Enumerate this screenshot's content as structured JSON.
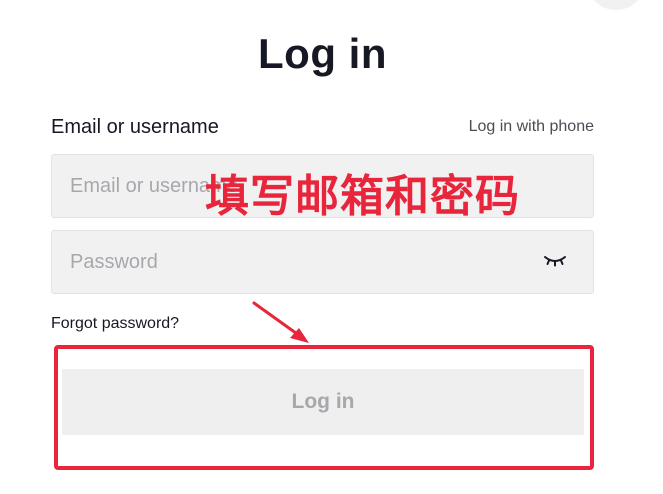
{
  "page": {
    "title": "Log in"
  },
  "form": {
    "email_label": "Email or username",
    "phone_link": "Log in with phone",
    "email_placeholder": "Email or username",
    "password_placeholder": "Password",
    "forgot_password": "Forgot password?",
    "submit_label": "Log in"
  },
  "annotation": {
    "text": "填写邮箱和密码",
    "color": "#e8253a"
  },
  "icons": {
    "password_toggle": "eye-closed-icon"
  }
}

**WHAT TO WORK ON**
Keep the pictures out of your copy, and repeat every entry above exactly.

**FINISHED TASK**
Enumerate this screenshot's content as structured JSON.
{
  "page": {
    "title": "Log in"
  },
  "form": {
    "email_label": "Email or username",
    "phone_link": "Log in with phone",
    "email_placeholder": "Email or username",
    "password_placeholder": "Password",
    "forgot_password": "Forgot password?",
    "submit_label": "Log in"
  },
  "annotation": {
    "text": "填写邮箱和密码",
    "color": "#e8253a"
  },
  "icons": {
    "password_toggle": "eye-closed-icon"
  }
}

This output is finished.